Your objective :: How many lines in the items below contain the string "facing"? Case counts, and the answer should be the number alone.

Given records ::
■ ■ ■

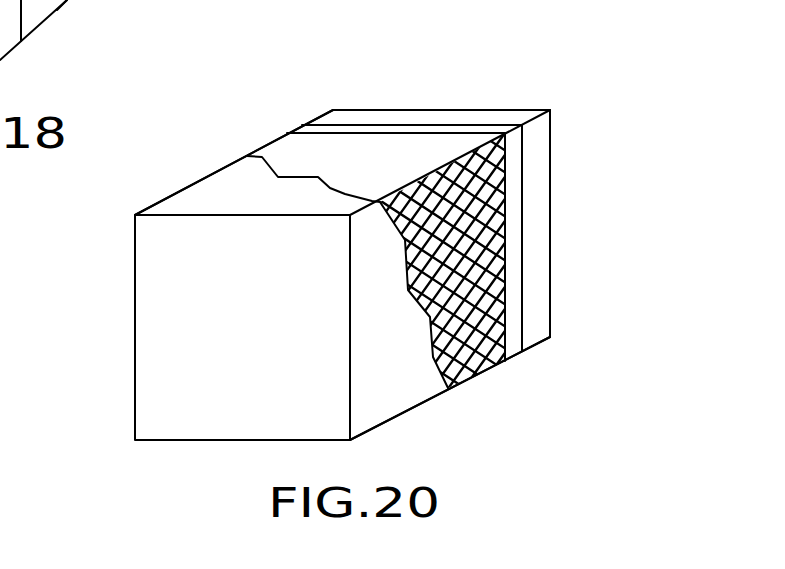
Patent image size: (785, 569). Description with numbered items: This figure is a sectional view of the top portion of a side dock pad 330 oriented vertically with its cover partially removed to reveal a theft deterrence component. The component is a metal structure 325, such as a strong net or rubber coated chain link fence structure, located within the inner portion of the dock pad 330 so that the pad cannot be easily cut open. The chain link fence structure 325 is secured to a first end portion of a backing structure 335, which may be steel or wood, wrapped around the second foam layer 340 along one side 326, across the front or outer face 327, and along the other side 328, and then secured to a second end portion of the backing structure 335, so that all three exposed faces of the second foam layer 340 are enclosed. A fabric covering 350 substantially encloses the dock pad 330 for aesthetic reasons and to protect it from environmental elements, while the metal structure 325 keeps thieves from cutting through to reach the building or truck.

■ ■ ■

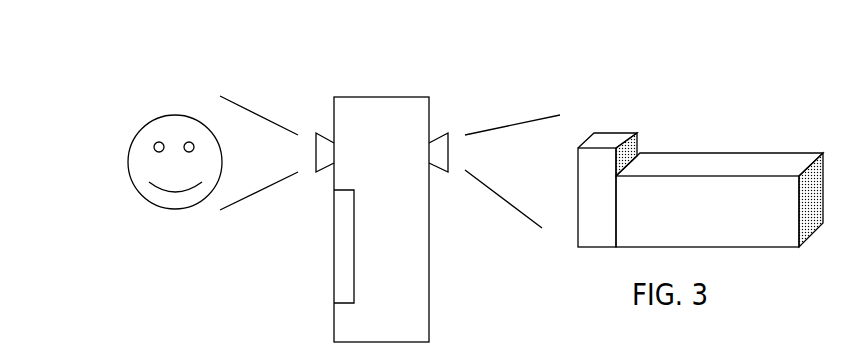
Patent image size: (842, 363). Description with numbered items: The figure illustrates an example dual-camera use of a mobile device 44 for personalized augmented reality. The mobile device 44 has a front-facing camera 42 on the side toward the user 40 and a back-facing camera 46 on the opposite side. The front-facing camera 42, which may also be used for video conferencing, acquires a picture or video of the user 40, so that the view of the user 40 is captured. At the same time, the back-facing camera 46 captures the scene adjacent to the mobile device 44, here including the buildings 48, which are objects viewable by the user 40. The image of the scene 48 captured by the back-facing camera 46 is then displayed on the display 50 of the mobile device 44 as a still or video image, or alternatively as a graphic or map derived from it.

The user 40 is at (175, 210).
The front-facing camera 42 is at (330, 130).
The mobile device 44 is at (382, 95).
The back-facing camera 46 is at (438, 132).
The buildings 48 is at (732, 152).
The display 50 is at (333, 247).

■ ■ ■

The completed task :: 3